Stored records

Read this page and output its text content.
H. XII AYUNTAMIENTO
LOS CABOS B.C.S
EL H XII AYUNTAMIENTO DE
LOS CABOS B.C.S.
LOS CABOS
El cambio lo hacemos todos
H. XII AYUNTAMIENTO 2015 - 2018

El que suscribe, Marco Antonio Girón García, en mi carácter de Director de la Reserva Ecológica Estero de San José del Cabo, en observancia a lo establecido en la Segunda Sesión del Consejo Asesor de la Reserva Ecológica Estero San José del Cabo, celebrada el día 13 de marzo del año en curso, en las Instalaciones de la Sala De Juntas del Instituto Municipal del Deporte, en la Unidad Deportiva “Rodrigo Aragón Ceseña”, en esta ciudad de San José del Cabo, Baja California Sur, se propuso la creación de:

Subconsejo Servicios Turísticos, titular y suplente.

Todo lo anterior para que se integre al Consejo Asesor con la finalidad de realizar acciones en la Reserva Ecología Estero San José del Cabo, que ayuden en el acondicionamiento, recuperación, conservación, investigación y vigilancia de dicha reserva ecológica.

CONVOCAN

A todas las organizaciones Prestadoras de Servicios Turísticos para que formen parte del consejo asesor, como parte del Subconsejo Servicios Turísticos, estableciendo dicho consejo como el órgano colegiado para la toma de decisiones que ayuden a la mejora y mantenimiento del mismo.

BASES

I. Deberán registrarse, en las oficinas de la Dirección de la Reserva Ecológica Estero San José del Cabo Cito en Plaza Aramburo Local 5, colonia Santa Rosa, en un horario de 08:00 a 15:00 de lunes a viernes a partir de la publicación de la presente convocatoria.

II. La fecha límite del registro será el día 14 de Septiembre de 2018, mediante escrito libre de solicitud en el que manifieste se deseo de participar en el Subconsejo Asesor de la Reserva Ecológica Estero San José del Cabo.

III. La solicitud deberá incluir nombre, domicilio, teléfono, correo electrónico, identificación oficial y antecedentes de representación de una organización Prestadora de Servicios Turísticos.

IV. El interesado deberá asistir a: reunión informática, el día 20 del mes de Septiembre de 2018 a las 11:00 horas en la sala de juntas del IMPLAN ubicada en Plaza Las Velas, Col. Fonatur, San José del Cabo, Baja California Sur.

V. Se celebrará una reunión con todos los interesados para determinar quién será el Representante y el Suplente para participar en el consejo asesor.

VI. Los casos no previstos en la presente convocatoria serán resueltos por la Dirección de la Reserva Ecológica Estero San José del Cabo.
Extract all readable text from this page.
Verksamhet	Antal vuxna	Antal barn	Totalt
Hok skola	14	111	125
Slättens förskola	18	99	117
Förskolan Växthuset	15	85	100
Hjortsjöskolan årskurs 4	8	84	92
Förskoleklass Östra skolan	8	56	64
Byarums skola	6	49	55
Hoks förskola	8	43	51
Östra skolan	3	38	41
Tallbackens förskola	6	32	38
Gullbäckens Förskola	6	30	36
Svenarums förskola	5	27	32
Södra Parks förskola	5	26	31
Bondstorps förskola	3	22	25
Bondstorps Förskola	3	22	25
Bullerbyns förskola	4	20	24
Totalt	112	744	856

What to work on: The records above must be output exactly, in full.

Exercise output:
Read this page and output its text content.
H. XII AYUNTAMIENTO
LOS CABOS B.C.S
EL H XII AYUNTAMIENTO DE
LOS CABOS B.C.S.
LOS CABOS
El cambio lo hacemos todos
H. XII AYUNTAMIENTO 2015 - 2018

El que suscribe, Marco Antonio Girón García, en mi carácter de Director de la Reserva Ecológica Estero de San José del Cabo, en observancia a lo establecido en la Segunda Sesión del Consejo Asesor de la Reserva Ecológica Estero San José del Cabo, celebrada el día 13 de marzo del año en curso, en las Instalaciones de la Sala De Juntas del Instituto Municipal del Deporte, en la Unidad Deportiva “Rodrigo Aragón Ceseña”, en esta ciudad de San José del Cabo, Baja California Sur, se propuso la creación de:

Subconsejo Servicios Turísticos, titular y suplente.

Todo lo anterior para que se integre al Consejo Asesor con la finalidad de realizar acciones en la Reserva Ecología Estero San José del Cabo, que ayuden en el acondicionamiento, recuperación, conservación, investigación y vigilancia de dicha reserva ecológica.

CONVOCAN

A todas las organizaciones Prestadoras de Servicios Turísticos para que formen parte del consejo asesor, como parte del Subconsejo Servicios Turísticos, estableciendo dicho consejo como el órgano colegiado para la toma de decisiones que ayuden a la mejora y mantenimiento del mismo.

BASES

I. Deberán registrarse, en las oficinas de la Dirección de la Reserva Ecológica Estero San José del Cabo Cito en Plaza Aramburo Local 5, colonia Santa Rosa, en un horario de 08:00 a 15:00 de lunes a viernes a partir de la publicación de la presente convocatoria.

II. La fecha límite del registro será el día 14 de Septiembre de 2018, mediante escrito libre de solicitud en el que manifieste se deseo de participar en el Subconsejo Asesor de la Reserva Ecológica Estero San José del Cabo.

III. La solicitud deberá incluir nombre, domicilio, teléfono, correo electrónico, identificación oficial y antecedentes de representación de una organización Prestadora de Servicios Turísticos.

IV. El interesado deberá asistir a: reunión informática, el día 20 del mes de Septiembre de 2018 a las 11:00 horas en la sala de juntas del IMPLAN ubicada en Plaza Las Velas, Col. Fonatur, San José del Cabo, Baja California Sur.

V. Se celebrará una reunión con todos los interesados para determinar quién será el Representante y el Suplente para participar en el consejo asesor.

VI. Los casos no previstos en la presente convocatoria serán resueltos por la Dirección de la Reserva Ecológica Estero San José del Cabo.
Extract all readable text from this page.
Verksamhet	Antal vuxna	Antal barn	Totalt
Hok skola	14	111	125
Slättens förskola	18	99	117
Förskolan Växthuset	15	85	100
Hjortsjöskolan årskurs 4	8	84	92
Förskoleklass Östra skolan	8	56	64
Byarums skola	6	49	55
Hoks förskola	8	43	51
Östra skolan	3	38	41
Tallbackens förskola	6	32	38
Gullbäckens Förskola	6	30	36
Svenarums förskola	5	27	32
Södra Parks förskola	5	26	31
Bondstorps förskola	3	22	25
Bondstorps Förskola	3	22	25
Bullerbyns förskola	4	20	24
Totalt	112	744	856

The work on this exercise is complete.